## Task list
#1 According to the stepper driver board page, what voltage did Chris want to run at?
#2 Please write the next part of the stepper driver board page, picking up right after its last sentence.
Start of Given text
Here are a couple of pictures of users builds:

Submitted by Gert Wierbos is a pdf of three of the L297-8's on one pcb. Same layout and BOM as the single board. 3axis

Feedback from one of the early users, Chris at http://timeguy.com/cradek/cnc Hi Phil,I am really happy with the boards! I didn't have any problems except with the power supply. I wanted to run at 40v which is way too much for the onboard 7805 - so I left off the regulator parts and used an external filament transformer to run regulators for the logic. At first I thought the design bordered on over-engineered because of all the filtering and schmitt triggers, but it works perfectly without any tinkering, never misses steps or gets extra steps, and so on. It just didn't have any of the problems others have when building stepper drivers. The single-sided layout is great for my PCB milling setup, since the board doesn't have to be flipped and realigned. One day I intend to make a fourth board for my rotary axis and when I do, I'll take a photo of it and put it on the site. Unfortunately I didn't photo these three and they wouldn't be very photogenic the way they're mounted in the box. Thanks for making your design freely available! Besides changing the DRC to make it work with my milling setup, I didn't make any changes and don't have any suggestions for improvement. Best regards,Chris

Upon Chris's comments I upgraded the design to eliminate the 7805 regulator limitations.
End of Given text
Start of Extracted entries
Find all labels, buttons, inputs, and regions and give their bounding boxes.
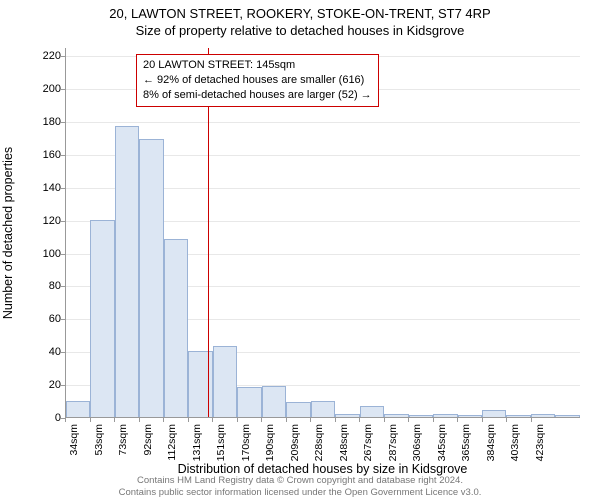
annotation-line-3: 8% of semi-detached houses are larger (5… [143,88,372,103]
x-tick-label: 112sqm [166,424,178,461]
x-tick-label: 170sqm [240,424,252,461]
x-tick-label: 73sqm [117,424,129,456]
footer-line-1: Contains HM Land Registry data © Crown c… [0,475,600,486]
annotation-line-2: ← 92% of detached houses are smaller (61… [143,73,372,88]
annotation-box: 20 LAWTON STREET: 145sqm ← 92% of detach… [136,54,379,107]
title-address: 20, LAWTON STREET, ROOKERY, STOKE-ON-TRE… [0,0,600,21]
y-tick-label: 100 [43,248,61,260]
y-tick-label: 60 [49,313,61,325]
plot-area: 20 LAWTON STREET: 145sqm ← 92% of detach… [65,48,580,418]
chart-container: 20, LAWTON STREET, ROOKERY, STOKE-ON-TRE… [0,0,600,500]
x-tick-label: 306sqm [411,424,423,461]
footer-attribution: Contains HM Land Registry data © Crown c… [0,475,600,498]
x-tick-label: 384sqm [485,424,497,461]
x-tick-label: 53sqm [93,424,105,456]
x-tick-label: 209sqm [289,424,301,461]
footer-line-2: Contains public sector information licen… [0,487,600,498]
x-tick-label: 151sqm [215,424,227,461]
x-tick-label: 34sqm [68,424,80,456]
x-tick-label: 190sqm [264,424,276,461]
y-tick-label: 200 [43,83,61,95]
y-axis-ticks: 020406080100120140160180200220 [0,48,65,418]
y-tick-label: 140 [43,182,61,194]
y-tick-label: 40 [49,346,61,358]
x-tick-label: 248sqm [338,424,350,461]
x-tick-label: 365sqm [460,424,472,461]
x-tick-label: 287sqm [387,424,399,461]
title-subtitle: Size of property relative to detached ho… [0,21,600,38]
x-tick-label: 345sqm [436,424,448,461]
x-tick-label: 228sqm [313,424,325,461]
y-tick-label: 160 [43,149,61,161]
y-tick-label: 220 [43,50,61,62]
x-tick-label: 131sqm [191,424,203,461]
x-tick-label: 403sqm [509,424,521,461]
annotation-line-1: 20 LAWTON STREET: 145sqm [143,58,372,73]
x-tick-label: 92sqm [142,424,154,456]
x-axis-label: Distribution of detached houses by size … [65,462,580,476]
y-tick-label: 80 [49,280,61,292]
x-tick-label: 267sqm [362,424,374,461]
y-tick-label: 120 [43,215,61,227]
x-axis-ticks: 34sqm 53sqm 73sqm 92sqm 112sqm 131sqm 151sqm 17… [65,418,580,468]
y-tick-label: 180 [43,116,61,128]
y-tick-label: 20 [49,379,61,391]
x-tick-label: 423sqm [534,424,546,461]
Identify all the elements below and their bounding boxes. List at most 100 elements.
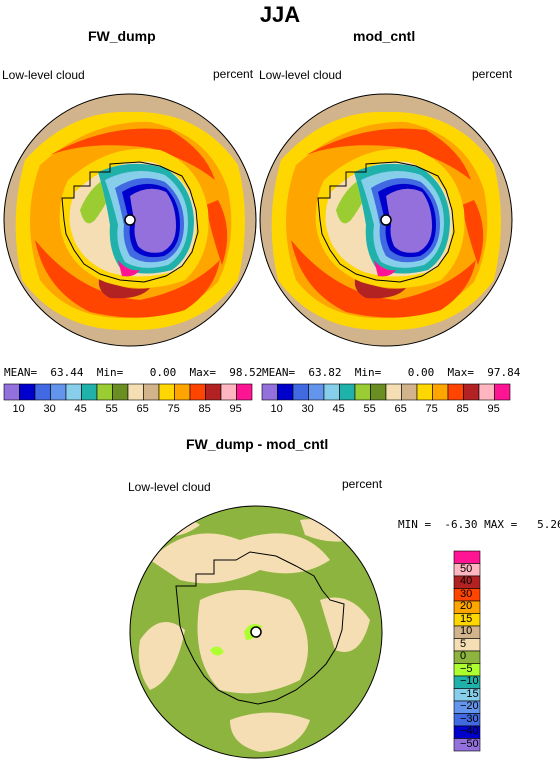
End of Extracted entries
## Expected results
#1 40 volts.

#2
Contents

Jumpers

JP1 selects step size either full or half step. No jumper on JP1 selects half step mode. In half step the motor makes one complete revolution every 400 step pulses. Installing JP1 sets the mode to full step. In full step the motor makes one complete revolution every 200 step pulses. JP2 selects the the state for direction. There must be a jumper between the center post and one of the outside posts for direction control. Today's cnc software allows the user to configure direction travel via software, so in reality there isn't a need to change jumper setting once installed. JP4 routes 5V back through the 10 pin connector to provide 5V to an interface board if desired. Never use more than one JP4 jumper in a system because you would tie two 5V regulators together and they can fight each other and create an unstable 5V.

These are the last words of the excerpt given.